> Problem to solve: Extract the complete data exactly as given.

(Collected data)
----

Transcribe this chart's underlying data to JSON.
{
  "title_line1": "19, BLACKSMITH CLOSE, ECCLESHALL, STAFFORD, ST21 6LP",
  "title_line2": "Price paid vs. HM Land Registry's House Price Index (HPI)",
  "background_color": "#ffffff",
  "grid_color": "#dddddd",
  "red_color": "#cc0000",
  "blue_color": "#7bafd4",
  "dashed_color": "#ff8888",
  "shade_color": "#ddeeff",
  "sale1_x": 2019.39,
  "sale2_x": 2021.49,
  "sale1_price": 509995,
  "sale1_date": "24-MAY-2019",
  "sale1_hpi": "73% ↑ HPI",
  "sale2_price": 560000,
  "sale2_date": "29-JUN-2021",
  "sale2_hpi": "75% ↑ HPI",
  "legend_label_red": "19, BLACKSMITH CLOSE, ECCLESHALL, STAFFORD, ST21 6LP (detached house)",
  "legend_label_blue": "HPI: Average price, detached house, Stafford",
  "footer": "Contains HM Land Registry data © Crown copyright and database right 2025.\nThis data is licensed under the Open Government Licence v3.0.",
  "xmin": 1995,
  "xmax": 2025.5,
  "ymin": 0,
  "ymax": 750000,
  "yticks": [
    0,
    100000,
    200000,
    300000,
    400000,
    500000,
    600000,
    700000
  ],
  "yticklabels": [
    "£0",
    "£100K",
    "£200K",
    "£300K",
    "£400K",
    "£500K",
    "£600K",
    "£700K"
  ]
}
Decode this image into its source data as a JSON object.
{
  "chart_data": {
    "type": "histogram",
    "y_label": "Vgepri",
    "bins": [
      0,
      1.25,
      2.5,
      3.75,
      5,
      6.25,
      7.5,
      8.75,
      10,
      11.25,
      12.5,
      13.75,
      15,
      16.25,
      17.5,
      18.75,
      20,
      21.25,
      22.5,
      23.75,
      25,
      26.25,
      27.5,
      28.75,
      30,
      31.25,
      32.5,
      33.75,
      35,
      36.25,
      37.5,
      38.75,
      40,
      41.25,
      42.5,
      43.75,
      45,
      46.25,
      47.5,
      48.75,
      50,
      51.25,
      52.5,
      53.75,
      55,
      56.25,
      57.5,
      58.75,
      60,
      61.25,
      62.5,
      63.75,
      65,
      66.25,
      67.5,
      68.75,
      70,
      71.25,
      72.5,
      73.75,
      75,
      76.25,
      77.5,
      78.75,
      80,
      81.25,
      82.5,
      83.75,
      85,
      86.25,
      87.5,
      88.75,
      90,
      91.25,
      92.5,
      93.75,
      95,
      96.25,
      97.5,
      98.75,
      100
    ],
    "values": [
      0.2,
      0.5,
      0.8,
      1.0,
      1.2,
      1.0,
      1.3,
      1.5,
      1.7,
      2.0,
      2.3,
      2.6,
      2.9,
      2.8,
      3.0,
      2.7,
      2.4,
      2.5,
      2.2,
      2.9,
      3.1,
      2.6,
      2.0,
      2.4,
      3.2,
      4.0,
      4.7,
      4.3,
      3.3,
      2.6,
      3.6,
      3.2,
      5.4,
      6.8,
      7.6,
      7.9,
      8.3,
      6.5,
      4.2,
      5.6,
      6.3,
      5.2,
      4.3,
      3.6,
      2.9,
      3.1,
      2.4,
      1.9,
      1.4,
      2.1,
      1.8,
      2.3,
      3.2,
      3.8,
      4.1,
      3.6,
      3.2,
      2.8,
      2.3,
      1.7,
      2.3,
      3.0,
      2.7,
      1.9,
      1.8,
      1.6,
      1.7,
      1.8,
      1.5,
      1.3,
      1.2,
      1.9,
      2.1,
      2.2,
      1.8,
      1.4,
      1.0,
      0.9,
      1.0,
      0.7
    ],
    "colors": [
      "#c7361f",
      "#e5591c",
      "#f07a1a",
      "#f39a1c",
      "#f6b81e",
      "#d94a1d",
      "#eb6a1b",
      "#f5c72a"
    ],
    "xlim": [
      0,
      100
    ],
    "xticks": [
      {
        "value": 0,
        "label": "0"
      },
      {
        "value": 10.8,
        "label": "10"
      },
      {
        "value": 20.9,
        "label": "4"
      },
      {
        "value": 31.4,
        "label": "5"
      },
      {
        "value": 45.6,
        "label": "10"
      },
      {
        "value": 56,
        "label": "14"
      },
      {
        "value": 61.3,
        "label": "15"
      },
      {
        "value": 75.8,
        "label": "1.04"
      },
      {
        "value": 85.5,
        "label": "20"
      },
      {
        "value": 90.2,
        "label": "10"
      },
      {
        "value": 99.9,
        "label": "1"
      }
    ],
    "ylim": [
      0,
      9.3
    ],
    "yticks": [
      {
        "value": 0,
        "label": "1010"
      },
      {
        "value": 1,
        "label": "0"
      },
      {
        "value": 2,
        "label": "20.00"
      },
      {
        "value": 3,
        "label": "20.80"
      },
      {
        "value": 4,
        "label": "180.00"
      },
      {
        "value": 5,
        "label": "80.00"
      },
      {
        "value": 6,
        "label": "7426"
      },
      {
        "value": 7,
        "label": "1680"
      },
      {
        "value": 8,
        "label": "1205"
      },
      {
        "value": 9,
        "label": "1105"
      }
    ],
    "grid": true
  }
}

----

> Correct output:
Transcribe this chart's underlying data to JSON.
{
  "title_line1": "19, BLACKSMITH CLOSE, ECCLESHALL, STAFFORD, ST21 6LP",
  "title_line2": "Price paid vs. HM Land Registry's House Price Index (HPI)",
  "background_color": "#ffffff",
  "grid_color": "#dddddd",
  "red_color": "#cc0000",
  "blue_color": "#7bafd4",
  "dashed_color": "#ff8888",
  "shade_color": "#ddeeff",
  "sale1_x": 2019.39,
  "sale2_x": 2021.49,
  "sale1_price": 509995,
  "sale1_date": "24-MAY-2019",
  "sale1_hpi": "73% ↑ HPI",
  "sale2_price": 560000,
  "sale2_date": "29-JUN-2021",
  "sale2_hpi": "75% ↑ HPI",
  "legend_label_red": "19, BLACKSMITH CLOSE, ECCLESHALL, STAFFORD, ST21 6LP (detached house)",
  "legend_label_blue": "HPI: Average price, detached house, Stafford",
  "footer": "Contains HM Land Registry data © Crown copyright and database right 2025.\nThis data is licensed under the Open Government Licence v3.0.",
  "xmin": 1995,
  "xmax": 2025.5,
  "ymin": 0,
  "ymax": 750000,
  "yticks": [
    0,
    100000,
    200000,
    300000,
    400000,
    500000,
    600000,
    700000
  ],
  "yticklabels": [
    "£0",
    "£100K",
    "£200K",
    "£300K",
    "£400K",
    "£500K",
    "£600K",
    "£700K"
  ]
}
Decode this image into its source data as a JSON object.
{
  "chart_data": {
    "type": "histogram",
    "y_label": "Vgepri",
    "bins": [
      0,
      1.25,
      2.5,
      3.75,
      5,
      6.25,
      7.5,
      8.75,
      10,
      11.25,
      12.5,
      13.75,
      15,
      16.25,
      17.5,
      18.75,
      20,
      21.25,
      22.5,
      23.75,
      25,
      26.25,
      27.5,
      28.75,
      30,
      31.25,
      32.5,
      33.75,
      35,
      36.25,
      37.5,
      38.75,
      40,
      41.25,
      42.5,
      43.75,
      45,
      46.25,
      47.5,
      48.75,
      50,
      51.25,
      52.5,
      53.75,
      55,
      56.25,
      57.5,
      58.75,
      60,
      61.25,
      62.5,
      63.75,
      65,
      66.25,
      67.5,
      68.75,
      70,
      71.25,
      72.5,
      73.75,
      75,
      76.25,
      77.5,
      78.75,
      80,
      81.25,
      82.5,
      83.75,
      85,
      86.25,
      87.5,
      88.75,
      90,
      91.25,
      92.5,
      93.75,
      95,
      96.25,
      97.5,
      98.75,
      100
    ],
    "values": [
      0.2,
      0.5,
      0.8,
      1.0,
      1.2,
      1.0,
      1.3,
      1.5,
      1.7,
      2.0,
      2.3,
      2.6,
      2.9,
      2.8,
      3.0,
      2.7,
      2.4,
      2.5,
      2.2,
      2.9,
      3.1,
      2.6,
      2.0,
      2.4,
      3.2,
      4.0,
      4.7,
      4.3,
      3.3,
      2.6,
      3.6,
      3.2,
      5.4,
      6.8,
      7.6,
      7.9,
      8.3,
      6.5,
      4.2,
      5.6,
      6.3,
      5.2,
      4.3,
      3.6,
      2.9,
      3.1,
      2.4,
      1.9,
      1.4,
      2.1,
      1.8,
      2.3,
      3.2,
      3.8,
      4.1,
      3.6,
      3.2,
      2.8,
      2.3,
      1.7,
      2.3,
      3.0,
      2.7,
      1.9,
      1.8,
      1.6,
      1.7,
      1.8,
      1.5,
      1.3,
      1.2,
      1.9,
      2.1,
      2.2,
      1.8,
      1.4,
      1.0,
      0.9,
      1.0,
      0.7
    ],
    "colors": [
      "#c7361f",
      "#e5591c",
      "#f07a1a",
      "#f39a1c",
      "#f6b81e",
      "#d94a1d",
      "#eb6a1b",
      "#f5c72a"
    ],
    "xlim": [
      0,
      100
    ],
    "xticks": [
      {
        "value": 0,
        "label": "0"
      },
      {
        "value": 10.8,
        "label": "10"
      },
      {
        "value": 20.9,
        "label": "4"
      },
      {
        "value": 31.4,
        "label": "5"
      },
      {
        "value": 45.6,
        "label": "10"
      },
      {
        "value": 56,
        "label": "14"
      },
      {
        "value": 61.3,
        "label": "15"
      },
      {
        "value": 75.8,
        "label": "1.04"
      },
      {
        "value": 85.5,
        "label": "20"
      },
      {
        "value": 90.2,
        "label": "10"
      },
      {
        "value": 99.9,
        "label": "1"
      }
    ],
    "ylim": [
      0,
      9.3
    ],
    "yticks": [
      {
        "value": 0,
        "label": "1010"
      },
      {
        "value": 1,
        "label": "0"
      },
      {
        "value": 2,
        "label": "20.00"
      },
      {
        "value": 3,
        "label": "20.80"
      },
      {
        "value": 4,
        "label": "180.00"
      },
      {
        "value": 5,
        "label": "80.00"
      },
      {
        "value": 6,
        "label": "7426"
      },
      {
        "value": 7,
        "label": "1680"
      },
      {
        "value": 8,
        "label": "1205"
      },
      {
        "value": 9,
        "label": "1105"
      }
    ],
    "grid": true
  }
}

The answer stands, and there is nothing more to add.